┌──

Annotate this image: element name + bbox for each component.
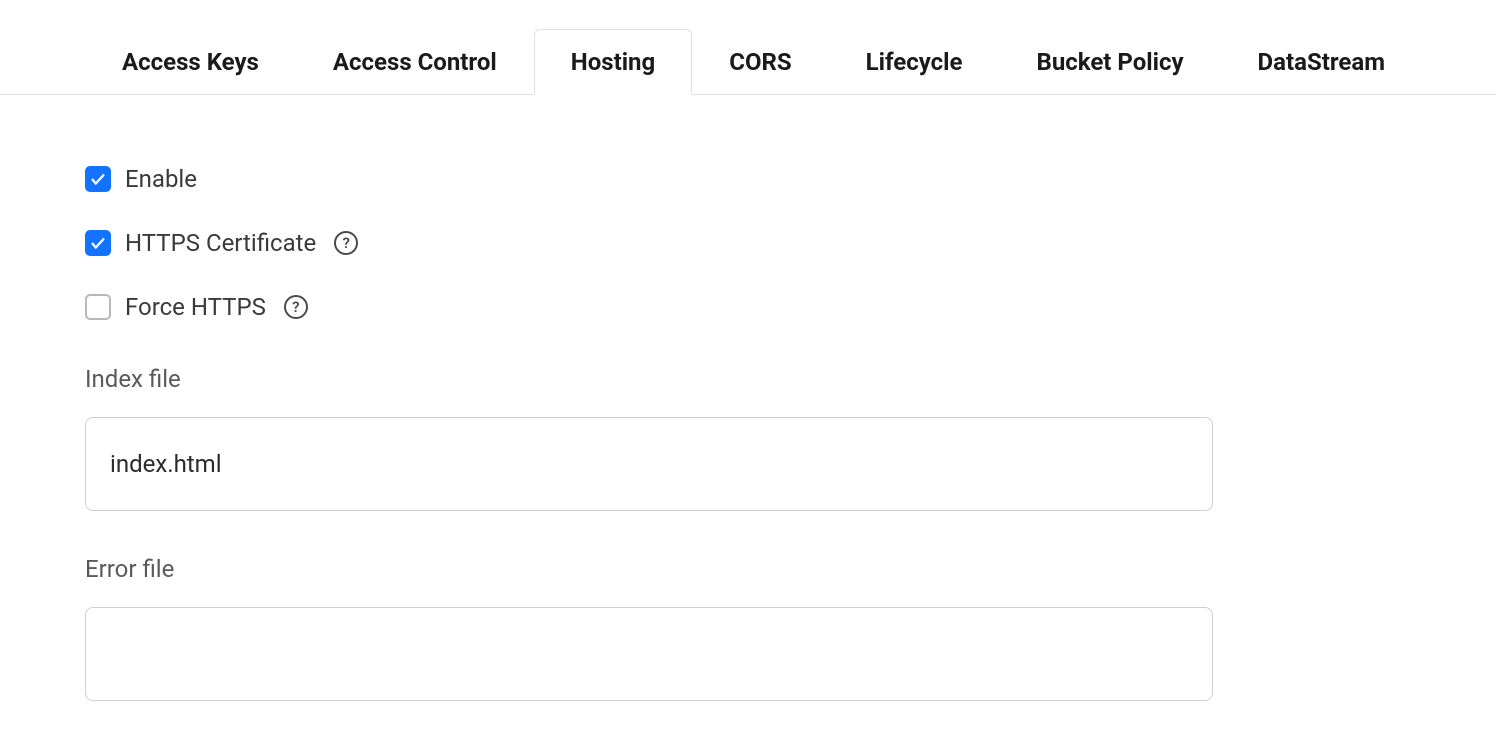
tabs-bar: Access Keys Access Control Hosting CORS … [0,0,1496,95]
error-file-group: Error file [85,555,1411,701]
hosting-panel: Enable HTTPS Certificate ? Force HTTPS ?… [0,95,1496,741]
https-certificate-label: HTTPS Certificate [125,229,316,257]
force-https-label: Force HTTPS [125,293,266,321]
tab-bucket-policy[interactable]: Bucket Policy [1000,29,1221,95]
tab-access-control[interactable]: Access Control [296,29,534,95]
error-file-label: Error file [85,555,1411,583]
tab-lifecycle[interactable]: Lifecycle [829,29,1000,95]
help-icon[interactable]: ? [334,231,358,255]
tab-cors[interactable]: CORS [692,29,828,95]
error-file-input[interactable] [85,607,1213,701]
tab-access-keys[interactable]: Access Keys [85,29,296,95]
https-certificate-checkbox[interactable] [85,230,111,256]
enable-label: Enable [125,165,197,193]
force-https-row: Force HTTPS ? [85,293,1411,321]
enable-row: Enable [85,165,1411,193]
check-icon [89,170,107,188]
index-file-input[interactable] [85,417,1213,511]
tab-datastream[interactable]: DataStream [1221,29,1422,95]
index-file-label: Index file [85,365,1411,393]
enable-checkbox[interactable] [85,166,111,192]
help-icon[interactable]: ? [284,295,308,319]
tab-hosting[interactable]: Hosting [534,29,692,95]
force-https-checkbox[interactable] [85,294,111,320]
check-icon [89,234,107,252]
index-file-group: Index file [85,365,1411,511]
https-certificate-row: HTTPS Certificate ? [85,229,1411,257]
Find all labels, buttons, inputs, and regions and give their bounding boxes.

└──

**WRITTEN EXERCISE**
Rewrite every line of the item above as a Markdown table with the columns Row and Line, numbering the rows and skipping blank lines. Leave the picture out of your answer.

**ANSWER TO THIS TASK**
| Row | Line |
|---|---|
| 1 | Annotate this image: element name + bbox for each component. |
| 2 | tabs-bar: Access Keys Access Control Hosting CORS … [0,0,1496,95] |
| 3 | error-file-group: Error file [85,555,1411,701] |
| 4 | hosting-panel: Enable HTTPS Certificate ? Force HTTPS ?… [0,95,1496,741] |
| 5 | https-certificate-label: HTTPS Certificate [125,229,316,257] |
| 6 | force-https-label: Force HTTPS [125,293,266,321] |
| 7 | tab-bucket-policy[interactable]: Bucket Policy [1000,29,1221,95] |
| 8 | tab-access-control[interactable]: Access Control [296,29,534,95] |
| 9 | error-file-label: Error file [85,555,1411,583] |
| 10 | tab-lifecycle[interactable]: Lifecycle [829,29,1000,95] |
| 11 | help-icon[interactable]: ? [334,231,358,255] |
| 12 | tab-cors[interactable]: CORS [692,29,828,95] |
| 13 | error-file-input[interactable] [85,607,1213,701] |
| 14 | tab-access-keys[interactable]: Access Keys [85,29,296,95] |
| 15 | https-certificate-checkbox[interactable] [85,230,111,256] |
| 16 | enable-label: Enable [125,165,197,193] |
| 17 | force-https-row: Force HTTPS ? [85,293,1411,321] |
| 18 | enable-row: Enable [85,165,1411,193] |
| 19 | check-icon [89,170,107,188] |
| 20 | index-file-input[interactable] [85,417,1213,511] |
| 21 | tab-datastream[interactable]: DataStream [1221,29,1422,95] |
| 22 | index-file-label: Index file [85,365,1411,393] |
| 23 | enable-checkbox[interactable] [85,166,111,192] |
| 24 | help-icon[interactable]: ? [284,295,308,319] |
| 25 | tab-hosting[interactable]: Hosting [534,29,692,95] |
| 26 | force-https-checkbox[interactable] [85,294,111,320] |
| 27 | check-icon [89,234,107,252] |
| 28 | index-file-group: Index file [85,365,1411,511] |
| 29 | https-certificate-row: HTTPS Certificate ? [85,229,1411,257] |
| 30 | Find all labels, buttons, inputs, and regions and give their bounding boxes. |